Reproduce every line of the listing as written, apart from the pictures.

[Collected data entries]
....................

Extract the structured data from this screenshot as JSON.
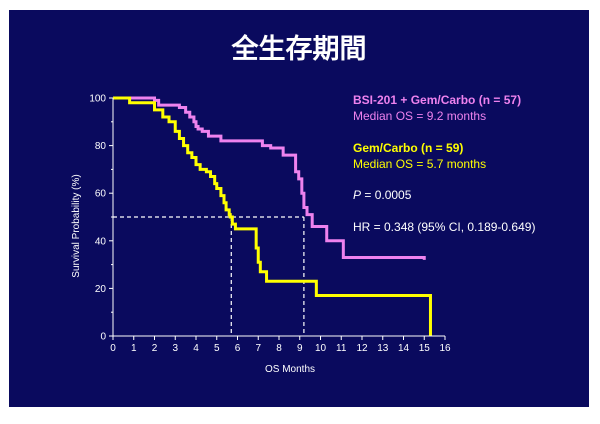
{
  "chart_data": {
    "type": "line",
    "step": true,
    "title": "全生存期間",
    "xlabel": "OS Months",
    "ylabel": "Survival Probability (%)",
    "xlim": [
      0,
      16
    ],
    "ylim": [
      0,
      100
    ],
    "xticks": [
      "0",
      "1",
      "2",
      "3",
      "4",
      "5",
      "6",
      "7",
      "8",
      "9",
      "10",
      "11",
      "12",
      "13",
      "14",
      "15",
      "16"
    ],
    "yticks": [
      "0",
      "20",
      "40",
      "60",
      "80",
      "100"
    ],
    "grid": false,
    "background": "#0a0a5e",
    "series": [
      {
        "name": "BSI-201 + Gem/Carbo (n = 57)",
        "color": "#ee82ee",
        "x": [
          0,
          1.0,
          2.0,
          2.2,
          3.2,
          3.5,
          3.7,
          3.9,
          4.0,
          4.1,
          4.3,
          4.6,
          5.2,
          7.2,
          7.6,
          8.2,
          8.8,
          8.95,
          9.1,
          9.2,
          9.35,
          9.6,
          10.3,
          11.1,
          15.0
        ],
        "y": [
          100,
          100,
          99,
          97,
          96,
          94,
          92,
          90,
          88,
          87,
          86,
          84,
          82,
          80,
          79,
          76,
          69,
          66,
          60,
          54,
          51,
          46,
          40,
          33,
          32
        ]
      },
      {
        "name": "Gem/Carbo (n = 59)",
        "color": "#ffff00",
        "x": [
          0,
          0.8,
          2.0,
          2.4,
          2.7,
          3.0,
          3.2,
          3.4,
          3.6,
          3.8,
          4.0,
          4.2,
          4.5,
          4.7,
          4.9,
          5.0,
          5.2,
          5.35,
          5.45,
          5.6,
          5.65,
          5.75,
          5.9,
          6.9,
          7.0,
          7.1,
          7.4,
          9.8,
          15.3
        ],
        "y": [
          100,
          98,
          95,
          92,
          90,
          86,
          83,
          80,
          77,
          75,
          72,
          70,
          69,
          67,
          64,
          62,
          59,
          56,
          53,
          51,
          50,
          47,
          45,
          37,
          31,
          27,
          23,
          17,
          0
        ]
      }
    ],
    "median_lines": [
      {
        "x": 5.7,
        "y": 50,
        "color": "#ffffff",
        "style": "dashed"
      },
      {
        "x": 9.2,
        "y": 50,
        "color": "#ffffff",
        "style": "dashed"
      }
    ],
    "annotations": [
      {
        "text": "BSI-201 + Gem/Carbo (n = 57)",
        "color": "#ee82ee",
        "bold": true
      },
      {
        "text": "Median OS = 9.2 months",
        "color": "#ee82ee",
        "bold": false
      },
      {
        "text": "Gem/Carbo (n = 59)",
        "color": "#ffff00",
        "bold": true
      },
      {
        "text": "Median OS = 5.7 months",
        "color": "#ffff00",
        "bold": false
      },
      {
        "text": "P = 0.0005",
        "color": "#ffffff",
        "bold": false
      },
      {
        "text": "HR = 0.348 (95% CI, 0.189-0.649)",
        "color": "#ffffff",
        "bold": false
      }
    ],
    "legend_placement": "right"
  }
}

....................

Completed task —
Extract the structured data from this screenshot as JSON.
{
  "chart_data": {
    "type": "line",
    "step": true,
    "title": "全生存期間",
    "xlabel": "OS Months",
    "ylabel": "Survival Probability (%)",
    "xlim": [
      0,
      16
    ],
    "ylim": [
      0,
      100
    ],
    "xticks": [
      "0",
      "1",
      "2",
      "3",
      "4",
      "5",
      "6",
      "7",
      "8",
      "9",
      "10",
      "11",
      "12",
      "13",
      "14",
      "15",
      "16"
    ],
    "yticks": [
      "0",
      "20",
      "40",
      "60",
      "80",
      "100"
    ],
    "grid": false,
    "background": "#0a0a5e",
    "series": [
      {
        "name": "BSI-201 + Gem/Carbo (n = 57)",
        "color": "#ee82ee",
        "x": [
          0,
          1.0,
          2.0,
          2.2,
          3.2,
          3.5,
          3.7,
          3.9,
          4.0,
          4.1,
          4.3,
          4.6,
          5.2,
          7.2,
          7.6,
          8.2,
          8.8,
          8.95,
          9.1,
          9.2,
          9.35,
          9.6,
          10.3,
          11.1,
          15.0
        ],
        "y": [
          100,
          100,
          99,
          97,
          96,
          94,
          92,
          90,
          88,
          87,
          86,
          84,
          82,
          80,
          79,
          76,
          69,
          66,
          60,
          54,
          51,
          46,
          40,
          33,
          32
        ]
      },
      {
        "name": "Gem/Carbo (n = 59)",
        "color": "#ffff00",
        "x": [
          0,
          0.8,
          2.0,
          2.4,
          2.7,
          3.0,
          3.2,
          3.4,
          3.6,
          3.8,
          4.0,
          4.2,
          4.5,
          4.7,
          4.9,
          5.0,
          5.2,
          5.35,
          5.45,
          5.6,
          5.65,
          5.75,
          5.9,
          6.9,
          7.0,
          7.1,
          7.4,
          9.8,
          15.3
        ],
        "y": [
          100,
          98,
          95,
          92,
          90,
          86,
          83,
          80,
          77,
          75,
          72,
          70,
          69,
          67,
          64,
          62,
          59,
          56,
          53,
          51,
          50,
          47,
          45,
          37,
          31,
          27,
          23,
          17,
          0
        ]
      }
    ],
    "median_lines": [
      {
        "x": 5.7,
        "y": 50,
        "color": "#ffffff",
        "style": "dashed"
      },
      {
        "x": 9.2,
        "y": 50,
        "color": "#ffffff",
        "style": "dashed"
      }
    ],
    "annotations": [
      {
        "text": "BSI-201 + Gem/Carbo (n = 57)",
        "color": "#ee82ee",
        "bold": true
      },
      {
        "text": "Median OS = 9.2 months",
        "color": "#ee82ee",
        "bold": false
      },
      {
        "text": "Gem/Carbo (n = 59)",
        "color": "#ffff00",
        "bold": true
      },
      {
        "text": "Median OS = 5.7 months",
        "color": "#ffff00",
        "bold": false
      },
      {
        "text": "P = 0.0005",
        "color": "#ffffff",
        "bold": false
      },
      {
        "text": "HR = 0.348 (95% CI, 0.189-0.649)",
        "color": "#ffffff",
        "bold": false
      }
    ],
    "legend_placement": "right"
  }
}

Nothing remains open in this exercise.